CHALLENGE ▸
Lift out each line of the data that holds "triangle".

** start of GIVEN RECORDS **

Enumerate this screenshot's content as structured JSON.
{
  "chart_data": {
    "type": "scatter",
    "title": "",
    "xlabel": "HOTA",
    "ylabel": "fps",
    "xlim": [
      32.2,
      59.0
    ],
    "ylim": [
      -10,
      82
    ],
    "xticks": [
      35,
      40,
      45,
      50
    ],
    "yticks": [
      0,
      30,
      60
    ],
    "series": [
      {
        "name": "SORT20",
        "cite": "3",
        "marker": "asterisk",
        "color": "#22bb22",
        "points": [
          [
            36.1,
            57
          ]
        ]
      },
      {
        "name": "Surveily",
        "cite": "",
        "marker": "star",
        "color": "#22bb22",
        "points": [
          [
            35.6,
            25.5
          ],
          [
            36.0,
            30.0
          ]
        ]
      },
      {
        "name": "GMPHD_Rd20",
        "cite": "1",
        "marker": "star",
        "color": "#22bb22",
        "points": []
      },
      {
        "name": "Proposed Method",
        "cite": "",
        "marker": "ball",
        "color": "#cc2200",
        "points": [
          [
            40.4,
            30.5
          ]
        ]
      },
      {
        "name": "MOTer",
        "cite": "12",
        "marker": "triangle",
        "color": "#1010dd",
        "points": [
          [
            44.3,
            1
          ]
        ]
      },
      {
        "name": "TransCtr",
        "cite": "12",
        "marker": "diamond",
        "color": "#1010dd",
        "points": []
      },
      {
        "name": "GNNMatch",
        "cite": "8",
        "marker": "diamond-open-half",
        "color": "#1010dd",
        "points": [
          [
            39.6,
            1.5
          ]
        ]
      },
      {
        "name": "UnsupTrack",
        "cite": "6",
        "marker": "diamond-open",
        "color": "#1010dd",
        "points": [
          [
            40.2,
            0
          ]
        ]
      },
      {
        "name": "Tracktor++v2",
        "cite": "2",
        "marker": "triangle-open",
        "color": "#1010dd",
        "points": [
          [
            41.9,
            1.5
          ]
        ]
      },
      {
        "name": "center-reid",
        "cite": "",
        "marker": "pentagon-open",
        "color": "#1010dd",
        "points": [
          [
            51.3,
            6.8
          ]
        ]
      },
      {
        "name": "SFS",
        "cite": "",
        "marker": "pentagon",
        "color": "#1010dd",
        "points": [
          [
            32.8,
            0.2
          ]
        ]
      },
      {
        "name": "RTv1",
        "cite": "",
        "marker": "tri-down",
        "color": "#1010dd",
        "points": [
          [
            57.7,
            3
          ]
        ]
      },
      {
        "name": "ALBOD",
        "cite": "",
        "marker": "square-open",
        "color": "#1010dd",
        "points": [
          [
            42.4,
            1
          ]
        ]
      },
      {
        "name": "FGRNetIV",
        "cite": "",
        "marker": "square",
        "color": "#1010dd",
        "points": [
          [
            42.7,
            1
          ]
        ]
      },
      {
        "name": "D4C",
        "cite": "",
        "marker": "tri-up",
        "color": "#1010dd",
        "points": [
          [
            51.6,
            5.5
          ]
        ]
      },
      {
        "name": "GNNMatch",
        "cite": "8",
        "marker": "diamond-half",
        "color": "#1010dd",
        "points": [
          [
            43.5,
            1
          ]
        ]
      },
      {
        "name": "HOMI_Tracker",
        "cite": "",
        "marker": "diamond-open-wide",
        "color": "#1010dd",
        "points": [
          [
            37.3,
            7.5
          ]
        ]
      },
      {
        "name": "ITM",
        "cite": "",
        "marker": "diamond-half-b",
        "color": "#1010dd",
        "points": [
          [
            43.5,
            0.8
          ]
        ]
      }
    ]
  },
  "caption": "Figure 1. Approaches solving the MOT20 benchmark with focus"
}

** end of GIVEN RECORDS **

TASK OUTPUT ▸
        "marker": "triangle",
        "marker": "triangle-open",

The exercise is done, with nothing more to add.